■ **Written exercise**:
For each line that holds "JSON", copy the line out.

BEGIN Provided data

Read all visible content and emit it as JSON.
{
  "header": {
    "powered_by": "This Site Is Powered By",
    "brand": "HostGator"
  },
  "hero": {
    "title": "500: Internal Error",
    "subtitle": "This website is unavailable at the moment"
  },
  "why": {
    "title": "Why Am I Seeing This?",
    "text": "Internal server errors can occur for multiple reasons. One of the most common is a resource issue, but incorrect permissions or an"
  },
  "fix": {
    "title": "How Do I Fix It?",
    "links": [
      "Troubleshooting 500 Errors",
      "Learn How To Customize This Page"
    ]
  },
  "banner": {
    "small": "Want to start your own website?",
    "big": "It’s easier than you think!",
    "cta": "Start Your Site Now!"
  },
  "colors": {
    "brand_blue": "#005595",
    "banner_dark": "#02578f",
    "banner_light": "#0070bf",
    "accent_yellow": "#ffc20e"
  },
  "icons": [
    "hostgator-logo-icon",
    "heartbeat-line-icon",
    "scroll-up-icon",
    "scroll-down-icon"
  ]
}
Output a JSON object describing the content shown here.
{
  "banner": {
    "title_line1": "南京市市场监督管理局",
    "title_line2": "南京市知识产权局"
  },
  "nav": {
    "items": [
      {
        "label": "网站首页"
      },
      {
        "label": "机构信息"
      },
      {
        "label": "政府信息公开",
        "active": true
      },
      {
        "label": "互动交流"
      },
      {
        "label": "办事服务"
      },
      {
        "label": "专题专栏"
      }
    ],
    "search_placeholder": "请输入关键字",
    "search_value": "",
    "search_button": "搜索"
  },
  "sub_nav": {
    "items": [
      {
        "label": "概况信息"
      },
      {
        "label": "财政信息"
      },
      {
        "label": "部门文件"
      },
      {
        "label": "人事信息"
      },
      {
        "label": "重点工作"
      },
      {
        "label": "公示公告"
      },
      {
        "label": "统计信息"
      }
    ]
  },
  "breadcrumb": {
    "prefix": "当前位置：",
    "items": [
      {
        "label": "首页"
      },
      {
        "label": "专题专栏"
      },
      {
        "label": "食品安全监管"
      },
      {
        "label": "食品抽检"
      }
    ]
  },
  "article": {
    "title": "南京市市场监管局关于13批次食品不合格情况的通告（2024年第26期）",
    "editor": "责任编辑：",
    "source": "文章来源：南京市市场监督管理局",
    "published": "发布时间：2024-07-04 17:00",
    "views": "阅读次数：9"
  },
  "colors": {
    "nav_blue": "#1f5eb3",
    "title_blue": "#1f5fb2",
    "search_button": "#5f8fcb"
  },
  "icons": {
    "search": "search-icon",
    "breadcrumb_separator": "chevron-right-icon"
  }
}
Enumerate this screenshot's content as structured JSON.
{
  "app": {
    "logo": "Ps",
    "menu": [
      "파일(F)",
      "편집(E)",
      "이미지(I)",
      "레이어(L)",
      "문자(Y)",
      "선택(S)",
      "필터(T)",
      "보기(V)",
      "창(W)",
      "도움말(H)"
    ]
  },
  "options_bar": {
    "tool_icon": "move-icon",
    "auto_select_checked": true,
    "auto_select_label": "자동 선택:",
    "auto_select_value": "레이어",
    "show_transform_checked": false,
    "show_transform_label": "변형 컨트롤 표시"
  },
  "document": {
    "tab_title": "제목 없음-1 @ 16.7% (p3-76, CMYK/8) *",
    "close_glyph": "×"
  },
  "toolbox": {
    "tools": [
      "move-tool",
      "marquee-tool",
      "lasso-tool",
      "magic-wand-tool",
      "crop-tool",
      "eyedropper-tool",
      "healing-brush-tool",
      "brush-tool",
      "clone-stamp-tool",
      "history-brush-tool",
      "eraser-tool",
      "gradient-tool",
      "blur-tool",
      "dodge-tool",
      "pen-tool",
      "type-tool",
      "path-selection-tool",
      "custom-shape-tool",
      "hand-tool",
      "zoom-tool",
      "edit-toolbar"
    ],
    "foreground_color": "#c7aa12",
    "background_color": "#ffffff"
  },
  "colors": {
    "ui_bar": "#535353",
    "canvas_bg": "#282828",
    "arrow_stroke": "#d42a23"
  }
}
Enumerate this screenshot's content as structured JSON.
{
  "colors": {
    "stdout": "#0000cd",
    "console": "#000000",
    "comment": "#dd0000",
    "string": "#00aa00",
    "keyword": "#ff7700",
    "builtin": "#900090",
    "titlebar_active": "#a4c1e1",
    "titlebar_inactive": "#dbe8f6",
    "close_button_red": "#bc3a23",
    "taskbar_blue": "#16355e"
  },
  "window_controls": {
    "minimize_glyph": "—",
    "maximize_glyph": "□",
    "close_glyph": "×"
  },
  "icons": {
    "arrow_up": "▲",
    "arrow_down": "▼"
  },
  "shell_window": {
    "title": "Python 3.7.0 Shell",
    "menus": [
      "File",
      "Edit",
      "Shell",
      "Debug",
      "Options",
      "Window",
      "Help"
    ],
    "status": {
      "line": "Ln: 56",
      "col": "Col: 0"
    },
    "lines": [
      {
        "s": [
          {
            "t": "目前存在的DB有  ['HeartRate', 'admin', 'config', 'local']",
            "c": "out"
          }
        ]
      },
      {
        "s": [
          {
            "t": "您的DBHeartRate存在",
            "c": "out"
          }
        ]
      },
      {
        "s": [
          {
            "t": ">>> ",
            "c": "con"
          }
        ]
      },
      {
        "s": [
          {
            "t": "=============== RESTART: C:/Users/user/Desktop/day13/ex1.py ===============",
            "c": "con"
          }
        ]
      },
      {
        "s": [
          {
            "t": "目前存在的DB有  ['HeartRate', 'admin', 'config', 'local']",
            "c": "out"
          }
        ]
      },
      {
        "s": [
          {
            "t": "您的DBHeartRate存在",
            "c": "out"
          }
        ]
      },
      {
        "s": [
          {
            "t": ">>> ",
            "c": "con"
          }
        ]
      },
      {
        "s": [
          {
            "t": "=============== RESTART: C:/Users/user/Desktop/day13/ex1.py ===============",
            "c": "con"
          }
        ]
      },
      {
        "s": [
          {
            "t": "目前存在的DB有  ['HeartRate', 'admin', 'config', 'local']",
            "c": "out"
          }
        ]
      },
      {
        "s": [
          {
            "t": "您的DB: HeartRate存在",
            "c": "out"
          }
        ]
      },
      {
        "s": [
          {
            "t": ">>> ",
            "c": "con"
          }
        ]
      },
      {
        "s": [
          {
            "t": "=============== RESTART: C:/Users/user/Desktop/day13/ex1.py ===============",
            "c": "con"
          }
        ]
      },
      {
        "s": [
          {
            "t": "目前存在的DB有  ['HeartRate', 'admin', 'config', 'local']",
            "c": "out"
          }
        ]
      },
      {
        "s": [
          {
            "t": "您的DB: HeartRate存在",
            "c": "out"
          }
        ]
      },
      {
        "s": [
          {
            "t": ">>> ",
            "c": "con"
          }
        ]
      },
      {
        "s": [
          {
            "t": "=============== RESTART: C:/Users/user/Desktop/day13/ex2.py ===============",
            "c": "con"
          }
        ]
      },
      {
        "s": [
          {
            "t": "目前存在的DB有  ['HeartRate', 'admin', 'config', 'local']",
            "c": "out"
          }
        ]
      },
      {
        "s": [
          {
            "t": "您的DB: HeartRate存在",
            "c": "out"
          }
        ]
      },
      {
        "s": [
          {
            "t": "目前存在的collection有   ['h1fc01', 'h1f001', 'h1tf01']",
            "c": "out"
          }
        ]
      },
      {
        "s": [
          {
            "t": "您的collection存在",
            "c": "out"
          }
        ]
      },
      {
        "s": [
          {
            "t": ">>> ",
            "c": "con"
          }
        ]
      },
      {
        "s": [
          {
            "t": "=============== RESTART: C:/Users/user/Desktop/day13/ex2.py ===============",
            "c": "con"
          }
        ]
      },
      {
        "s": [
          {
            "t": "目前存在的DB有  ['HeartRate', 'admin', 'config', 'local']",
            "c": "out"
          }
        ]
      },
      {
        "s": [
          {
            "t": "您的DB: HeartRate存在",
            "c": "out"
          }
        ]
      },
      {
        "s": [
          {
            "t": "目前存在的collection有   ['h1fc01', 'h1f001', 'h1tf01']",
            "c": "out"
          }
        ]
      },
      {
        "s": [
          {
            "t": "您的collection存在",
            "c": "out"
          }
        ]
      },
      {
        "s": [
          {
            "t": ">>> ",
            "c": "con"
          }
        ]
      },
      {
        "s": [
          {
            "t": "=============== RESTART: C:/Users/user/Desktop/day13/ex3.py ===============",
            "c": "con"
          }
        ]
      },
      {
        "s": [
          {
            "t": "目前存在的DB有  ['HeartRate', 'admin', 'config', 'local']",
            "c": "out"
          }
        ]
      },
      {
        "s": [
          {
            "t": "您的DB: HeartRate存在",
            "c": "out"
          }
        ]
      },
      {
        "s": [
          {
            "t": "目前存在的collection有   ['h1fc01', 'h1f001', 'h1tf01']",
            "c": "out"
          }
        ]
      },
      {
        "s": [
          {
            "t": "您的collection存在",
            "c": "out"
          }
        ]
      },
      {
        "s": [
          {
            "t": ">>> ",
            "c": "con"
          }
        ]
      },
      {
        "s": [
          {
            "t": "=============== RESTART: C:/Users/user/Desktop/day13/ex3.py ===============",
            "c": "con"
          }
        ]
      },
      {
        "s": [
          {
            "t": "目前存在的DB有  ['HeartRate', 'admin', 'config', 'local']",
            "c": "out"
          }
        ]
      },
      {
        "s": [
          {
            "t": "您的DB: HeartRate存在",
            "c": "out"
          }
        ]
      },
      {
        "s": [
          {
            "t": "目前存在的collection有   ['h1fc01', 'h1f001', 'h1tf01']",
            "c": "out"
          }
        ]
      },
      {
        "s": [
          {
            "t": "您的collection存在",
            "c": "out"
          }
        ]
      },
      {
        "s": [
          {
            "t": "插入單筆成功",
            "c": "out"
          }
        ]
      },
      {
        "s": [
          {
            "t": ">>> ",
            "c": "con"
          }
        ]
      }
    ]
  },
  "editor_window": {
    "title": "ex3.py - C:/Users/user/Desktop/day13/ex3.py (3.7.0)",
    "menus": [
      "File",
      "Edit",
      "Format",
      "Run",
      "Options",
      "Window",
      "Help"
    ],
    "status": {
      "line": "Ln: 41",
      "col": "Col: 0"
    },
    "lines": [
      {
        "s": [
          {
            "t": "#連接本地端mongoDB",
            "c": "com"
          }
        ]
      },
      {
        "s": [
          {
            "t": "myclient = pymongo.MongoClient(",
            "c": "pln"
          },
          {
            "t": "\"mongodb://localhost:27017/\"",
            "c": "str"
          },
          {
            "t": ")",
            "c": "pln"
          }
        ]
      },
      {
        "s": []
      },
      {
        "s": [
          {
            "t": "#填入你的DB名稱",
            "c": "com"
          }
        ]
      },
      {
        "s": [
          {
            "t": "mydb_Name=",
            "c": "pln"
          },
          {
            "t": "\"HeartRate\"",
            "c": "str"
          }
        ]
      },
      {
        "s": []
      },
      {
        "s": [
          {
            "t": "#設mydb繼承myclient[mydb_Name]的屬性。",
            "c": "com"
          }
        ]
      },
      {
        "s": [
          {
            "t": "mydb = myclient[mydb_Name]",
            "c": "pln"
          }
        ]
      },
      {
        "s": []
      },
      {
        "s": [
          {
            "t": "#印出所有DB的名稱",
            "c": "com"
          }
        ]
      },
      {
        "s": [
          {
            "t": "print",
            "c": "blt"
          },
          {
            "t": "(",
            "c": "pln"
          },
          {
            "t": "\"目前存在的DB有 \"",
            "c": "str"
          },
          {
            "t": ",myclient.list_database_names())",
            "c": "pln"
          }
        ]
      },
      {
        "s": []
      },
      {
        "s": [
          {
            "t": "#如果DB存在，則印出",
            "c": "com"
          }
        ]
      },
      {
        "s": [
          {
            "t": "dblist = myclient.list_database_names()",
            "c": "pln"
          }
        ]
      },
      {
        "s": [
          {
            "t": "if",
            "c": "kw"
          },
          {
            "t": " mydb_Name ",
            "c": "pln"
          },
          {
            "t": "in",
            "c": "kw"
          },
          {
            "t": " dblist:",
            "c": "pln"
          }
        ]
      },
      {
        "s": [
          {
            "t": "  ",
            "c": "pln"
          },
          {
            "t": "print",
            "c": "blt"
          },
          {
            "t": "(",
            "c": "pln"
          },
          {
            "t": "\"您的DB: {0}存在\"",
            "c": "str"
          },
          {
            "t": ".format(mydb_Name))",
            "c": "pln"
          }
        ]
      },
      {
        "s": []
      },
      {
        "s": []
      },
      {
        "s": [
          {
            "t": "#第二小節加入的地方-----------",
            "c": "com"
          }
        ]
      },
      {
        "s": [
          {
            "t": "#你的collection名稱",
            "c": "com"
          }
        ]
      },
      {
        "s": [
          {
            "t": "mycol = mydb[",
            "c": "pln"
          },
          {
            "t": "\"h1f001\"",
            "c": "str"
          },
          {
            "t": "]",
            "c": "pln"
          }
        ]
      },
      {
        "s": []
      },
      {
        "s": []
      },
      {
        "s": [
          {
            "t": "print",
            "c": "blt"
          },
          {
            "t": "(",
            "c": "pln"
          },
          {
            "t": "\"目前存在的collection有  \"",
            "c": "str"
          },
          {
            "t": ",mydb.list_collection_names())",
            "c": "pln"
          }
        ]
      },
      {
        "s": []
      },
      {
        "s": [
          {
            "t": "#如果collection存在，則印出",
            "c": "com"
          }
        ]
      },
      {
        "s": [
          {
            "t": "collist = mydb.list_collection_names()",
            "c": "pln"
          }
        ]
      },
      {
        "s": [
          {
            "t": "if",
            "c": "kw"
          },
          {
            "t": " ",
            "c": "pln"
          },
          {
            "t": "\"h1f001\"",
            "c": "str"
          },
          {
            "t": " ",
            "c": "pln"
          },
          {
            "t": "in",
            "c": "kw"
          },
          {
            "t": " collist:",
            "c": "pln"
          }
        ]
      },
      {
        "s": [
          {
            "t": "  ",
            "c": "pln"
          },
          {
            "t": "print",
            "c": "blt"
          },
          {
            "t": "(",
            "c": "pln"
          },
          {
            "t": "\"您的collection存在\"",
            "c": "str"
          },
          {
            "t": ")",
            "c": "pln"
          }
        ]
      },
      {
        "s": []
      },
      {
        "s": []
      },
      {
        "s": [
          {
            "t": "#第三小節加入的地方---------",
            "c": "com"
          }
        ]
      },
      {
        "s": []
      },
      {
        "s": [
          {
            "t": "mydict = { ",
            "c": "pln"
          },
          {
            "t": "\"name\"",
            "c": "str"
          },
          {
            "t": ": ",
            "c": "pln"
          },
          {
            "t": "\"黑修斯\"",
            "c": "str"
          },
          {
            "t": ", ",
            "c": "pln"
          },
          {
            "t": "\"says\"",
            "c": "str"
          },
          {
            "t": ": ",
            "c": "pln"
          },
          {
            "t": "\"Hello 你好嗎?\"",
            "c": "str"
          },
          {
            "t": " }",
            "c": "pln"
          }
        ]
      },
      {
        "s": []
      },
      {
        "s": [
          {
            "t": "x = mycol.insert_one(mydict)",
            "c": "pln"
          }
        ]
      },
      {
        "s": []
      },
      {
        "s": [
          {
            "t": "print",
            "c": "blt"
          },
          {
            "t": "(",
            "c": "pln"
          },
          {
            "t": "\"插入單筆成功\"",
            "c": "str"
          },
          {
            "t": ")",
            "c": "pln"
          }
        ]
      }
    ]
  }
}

END Provided data

■ **Worked solution**:
Read all visible content and emit it as JSON.
Output a JSON object describing the content shown here.
Enumerate this screenshot's content as structured JSON.
Enumerate this screenshot's content as structured JSON.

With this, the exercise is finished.